* _Exercise goal_
Transcribe the records below exactly.

* _Records for the exercise_
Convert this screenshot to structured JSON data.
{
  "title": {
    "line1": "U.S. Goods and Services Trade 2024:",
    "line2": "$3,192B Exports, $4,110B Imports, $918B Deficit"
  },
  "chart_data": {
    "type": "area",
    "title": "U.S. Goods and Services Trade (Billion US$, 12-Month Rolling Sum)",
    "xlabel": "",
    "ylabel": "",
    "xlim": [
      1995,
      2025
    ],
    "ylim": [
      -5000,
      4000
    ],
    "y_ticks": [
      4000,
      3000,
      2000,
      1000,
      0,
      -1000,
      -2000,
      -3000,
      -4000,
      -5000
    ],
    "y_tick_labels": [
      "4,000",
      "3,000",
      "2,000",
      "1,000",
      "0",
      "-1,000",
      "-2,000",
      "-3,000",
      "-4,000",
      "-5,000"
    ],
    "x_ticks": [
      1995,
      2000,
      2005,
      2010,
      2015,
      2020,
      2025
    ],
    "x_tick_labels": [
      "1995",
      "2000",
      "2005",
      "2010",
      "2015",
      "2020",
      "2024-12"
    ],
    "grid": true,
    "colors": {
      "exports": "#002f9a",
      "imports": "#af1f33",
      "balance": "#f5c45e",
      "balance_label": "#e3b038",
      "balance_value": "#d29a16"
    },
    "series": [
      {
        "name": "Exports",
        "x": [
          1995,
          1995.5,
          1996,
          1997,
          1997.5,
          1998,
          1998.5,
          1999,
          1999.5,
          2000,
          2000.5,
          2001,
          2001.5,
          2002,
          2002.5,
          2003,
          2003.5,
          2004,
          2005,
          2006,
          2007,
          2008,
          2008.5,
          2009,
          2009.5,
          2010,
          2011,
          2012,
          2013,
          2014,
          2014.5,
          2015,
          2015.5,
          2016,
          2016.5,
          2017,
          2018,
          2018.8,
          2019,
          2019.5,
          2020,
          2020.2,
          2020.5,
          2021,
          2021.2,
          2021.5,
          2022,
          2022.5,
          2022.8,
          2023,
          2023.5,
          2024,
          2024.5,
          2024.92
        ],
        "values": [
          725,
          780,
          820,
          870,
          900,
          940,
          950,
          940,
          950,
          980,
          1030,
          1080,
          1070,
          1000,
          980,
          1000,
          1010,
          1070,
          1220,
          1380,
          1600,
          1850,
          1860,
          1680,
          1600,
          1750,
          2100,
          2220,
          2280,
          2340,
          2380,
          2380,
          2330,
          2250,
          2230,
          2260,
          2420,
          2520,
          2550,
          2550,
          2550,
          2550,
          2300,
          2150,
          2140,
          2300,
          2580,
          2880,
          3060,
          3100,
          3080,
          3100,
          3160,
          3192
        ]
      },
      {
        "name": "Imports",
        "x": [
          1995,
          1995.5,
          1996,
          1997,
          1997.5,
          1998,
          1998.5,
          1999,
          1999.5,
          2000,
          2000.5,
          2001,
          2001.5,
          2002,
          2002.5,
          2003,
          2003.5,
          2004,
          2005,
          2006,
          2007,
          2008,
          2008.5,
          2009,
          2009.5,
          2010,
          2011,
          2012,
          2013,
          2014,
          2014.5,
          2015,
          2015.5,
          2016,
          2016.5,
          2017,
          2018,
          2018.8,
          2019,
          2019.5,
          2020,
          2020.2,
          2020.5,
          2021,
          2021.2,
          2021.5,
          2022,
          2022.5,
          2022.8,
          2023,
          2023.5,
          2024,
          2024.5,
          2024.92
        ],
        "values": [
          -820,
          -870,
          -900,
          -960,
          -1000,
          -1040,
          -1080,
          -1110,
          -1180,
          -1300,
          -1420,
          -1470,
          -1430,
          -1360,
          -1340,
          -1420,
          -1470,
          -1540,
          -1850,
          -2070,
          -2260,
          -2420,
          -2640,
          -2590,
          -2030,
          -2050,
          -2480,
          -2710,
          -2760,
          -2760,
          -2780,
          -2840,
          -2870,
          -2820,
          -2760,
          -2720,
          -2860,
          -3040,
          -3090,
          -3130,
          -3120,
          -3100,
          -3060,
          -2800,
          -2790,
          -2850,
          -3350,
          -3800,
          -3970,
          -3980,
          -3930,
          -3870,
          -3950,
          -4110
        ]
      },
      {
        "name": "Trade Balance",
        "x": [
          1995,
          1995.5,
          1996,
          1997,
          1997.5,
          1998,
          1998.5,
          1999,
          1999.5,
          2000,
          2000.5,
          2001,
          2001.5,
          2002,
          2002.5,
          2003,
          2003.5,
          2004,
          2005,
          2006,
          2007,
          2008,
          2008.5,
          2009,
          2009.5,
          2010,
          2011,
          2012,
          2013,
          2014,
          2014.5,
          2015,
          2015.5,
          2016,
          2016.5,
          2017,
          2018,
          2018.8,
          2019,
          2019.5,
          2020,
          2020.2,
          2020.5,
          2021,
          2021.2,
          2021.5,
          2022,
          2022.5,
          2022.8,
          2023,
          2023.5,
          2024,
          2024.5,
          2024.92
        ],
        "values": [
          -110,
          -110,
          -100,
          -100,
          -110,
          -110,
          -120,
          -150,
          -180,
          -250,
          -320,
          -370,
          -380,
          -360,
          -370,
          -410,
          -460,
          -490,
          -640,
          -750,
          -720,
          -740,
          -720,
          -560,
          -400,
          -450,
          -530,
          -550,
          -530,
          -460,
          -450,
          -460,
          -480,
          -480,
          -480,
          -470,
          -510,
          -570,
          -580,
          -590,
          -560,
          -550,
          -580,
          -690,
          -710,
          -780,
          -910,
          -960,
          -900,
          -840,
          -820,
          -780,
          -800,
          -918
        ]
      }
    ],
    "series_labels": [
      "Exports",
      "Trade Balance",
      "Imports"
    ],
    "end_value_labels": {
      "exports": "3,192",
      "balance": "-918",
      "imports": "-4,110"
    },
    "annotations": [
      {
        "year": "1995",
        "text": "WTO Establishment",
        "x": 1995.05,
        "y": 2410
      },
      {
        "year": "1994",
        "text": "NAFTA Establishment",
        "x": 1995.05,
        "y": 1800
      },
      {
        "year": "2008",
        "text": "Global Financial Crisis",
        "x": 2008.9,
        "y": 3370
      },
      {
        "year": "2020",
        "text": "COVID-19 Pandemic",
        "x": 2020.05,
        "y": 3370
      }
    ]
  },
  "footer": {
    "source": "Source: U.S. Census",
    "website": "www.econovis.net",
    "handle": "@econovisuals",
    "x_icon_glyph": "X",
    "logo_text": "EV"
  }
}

* _Solution for this problem_
Convert this screenshot to structured JSON data.
{
  "title": {
    "line1": "U.S. Goods and Services Trade 2024:",
    "line2": "$3,192B Exports, $4,110B Imports, $918B Deficit"
  },
  "chart_data": {
    "type": "area",
    "title": "U.S. Goods and Services Trade (Billion US$, 12-Month Rolling Sum)",
    "xlabel": "",
    "ylabel": "",
    "xlim": [
      1995,
      2025
    ],
    "ylim": [
      -5000,
      4000
    ],
    "y_ticks": [
      4000,
      3000,
      2000,
      1000,
      0,
      -1000,
      -2000,
      -3000,
      -4000,
      -5000
    ],
    "y_tick_labels": [
      "4,000",
      "3,000",
      "2,000",
      "1,000",
      "0",
      "-1,000",
      "-2,000",
      "-3,000",
      "-4,000",
      "-5,000"
    ],
    "x_ticks": [
      1995,
      2000,
      2005,
      2010,
      2015,
      2020,
      2025
    ],
    "x_tick_labels": [
      "1995",
      "2000",
      "2005",
      "2010",
      "2015",
      "2020",
      "2024-12"
    ],
    "grid": true,
    "colors": {
      "exports": "#002f9a",
      "imports": "#af1f33",
      "balance": "#f5c45e",
      "balance_label": "#e3b038",
      "balance_value": "#d29a16"
    },
    "series": [
      {
        "name": "Exports",
        "x": [
          1995,
          1995.5,
          1996,
          1997,
          1997.5,
          1998,
          1998.5,
          1999,
          1999.5,
          2000,
          2000.5,
          2001,
          2001.5,
          2002,
          2002.5,
          2003,
          2003.5,
          2004,
          2005,
          2006,
          2007,
          2008,
          2008.5,
          2009,
          2009.5,
          2010,
          2011,
          2012,
          2013,
          2014,
          2014.5,
          2015,
          2015.5,
          2016,
          2016.5,
          2017,
          2018,
          2018.8,
          2019,
          2019.5,
          2020,
          2020.2,
          2020.5,
          2021,
          2021.2,
          2021.5,
          2022,
          2022.5,
          2022.8,
          2023,
          2023.5,
          2024,
          2024.5,
          2024.92
        ],
        "values": [
          725,
          780,
          820,
          870,
          900,
          940,
          950,
          940,
          950,
          980,
          1030,
          1080,
          1070,
          1000,
          980,
          1000,
          1010,
          1070,
          1220,
          1380,
          1600,
          1850,
          1860,
          1680,
          1600,
          1750,
          2100,
          2220,
          2280,
          2340,
          2380,
          2380,
          2330,
          2250,
          2230,
          2260,
          2420,
          2520,
          2550,
          2550,
          2550,
          2550,
          2300,
          2150,
          2140,
          2300,
          2580,
          2880,
          3060,
          3100,
          3080,
          3100,
          3160,
          3192
        ]
      },
      {
        "name": "Imports",
        "x": [
          1995,
          1995.5,
          1996,
          1997,
          1997.5,
          1998,
          1998.5,
          1999,
          1999.5,
          2000,
          2000.5,
          2001,
          2001.5,
          2002,
          2002.5,
          2003,
          2003.5,
          2004,
          2005,
          2006,
          2007,
          2008,
          2008.5,
          2009,
          2009.5,
          2010,
          2011,
          2012,
          2013,
          2014,
          2014.5,
          2015,
          2015.5,
          2016,
          2016.5,
          2017,
          2018,
          2018.8,
          2019,
          2019.5,
          2020,
          2020.2,
          2020.5,
          2021,
          2021.2,
          2021.5,
          2022,
          2022.5,
          2022.8,
          2023,
          2023.5,
          2024,
          2024.5,
          2024.92
        ],
        "values": [
          -820,
          -870,
          -900,
          -960,
          -1000,
          -1040,
          -1080,
          -1110,
          -1180,
          -1300,
          -1420,
          -1470,
          -1430,
          -1360,
          -1340,
          -1420,
          -1470,
          -1540,
          -1850,
          -2070,
          -2260,
          -2420,
          -2640,
          -2590,
          -2030,
          -2050,
          -2480,
          -2710,
          -2760,
          -2760,
          -2780,
          -2840,
          -2870,
          -2820,
          -2760,
          -2720,
          -2860,
          -3040,
          -3090,
          -3130,
          -3120,
          -3100,
          -3060,
          -2800,
          -2790,
          -2850,
          -3350,
          -3800,
          -3970,
          -3980,
          -3930,
          -3870,
          -3950,
          -4110
        ]
      },
      {
        "name": "Trade Balance",
        "x": [
          1995,
          1995.5,
          1996,
          1997,
          1997.5,
          1998,
          1998.5,
          1999,
          1999.5,
          2000,
          2000.5,
          2001,
          2001.5,
          2002,
          2002.5,
          2003,
          2003.5,
          2004,
          2005,
          2006,
          2007,
          2008,
          2008.5,
          2009,
          2009.5,
          2010,
          2011,
          2012,
          2013,
          2014,
          2014.5,
          2015,
          2015.5,
          2016,
          2016.5,
          2017,
          2018,
          2018.8,
          2019,
          2019.5,
          2020,
          2020.2,
          2020.5,
          2021,
          2021.2,
          2021.5,
          2022,
          2022.5,
          2022.8,
          2023,
          2023.5,
          2024,
          2024.5,
          2024.92
        ],
        "values": [
          -110,
          -110,
          -100,
          -100,
          -110,
          -110,
          -120,
          -150,
          -180,
          -250,
          -320,
          -370,
          -380,
          -360,
          -370,
          -410,
          -460,
          -490,
          -640,
          -750,
          -720,
          -740,
          -720,
          -560,
          -400,
          -450,
          -530,
          -550,
          -530,
          -460,
          -450,
          -460,
          -480,
          -480,
          -480,
          -470,
          -510,
          -570,
          -580,
          -590,
          -560,
          -550,
          -580,
          -690,
          -710,
          -780,
          -910,
          -960,
          -900,
          -840,
          -820,
          -780,
          -800,
          -918
        ]
      }
    ],
    "series_labels": [
      "Exports",
      "Trade Balance",
      "Imports"
    ],
    "end_value_labels": {
      "exports": "3,192",
      "balance": "-918",
      "imports": "-4,110"
    },
    "annotations": [
      {
        "year": "1995",
        "text": "WTO Establishment",
        "x": 1995.05,
        "y": 2410
      },
      {
        "year": "1994",
        "text": "NAFTA Establishment",
        "x": 1995.05,
        "y": 1800
      },
      {
        "year": "2008",
        "text": "Global Financial Crisis",
        "x": 2008.9,
        "y": 3370
      },
      {
        "year": "2020",
        "text": "COVID-19 Pandemic",
        "x": 2020.05,
        "y": 3370
      }
    ]
  },
  "footer": {
    "source": "Source: U.S. Census",
    "website": "www.econovis.net",
    "handle": "@econovisuals",
    "x_icon_glyph": "X",
    "logo_text": "EV"
  }
}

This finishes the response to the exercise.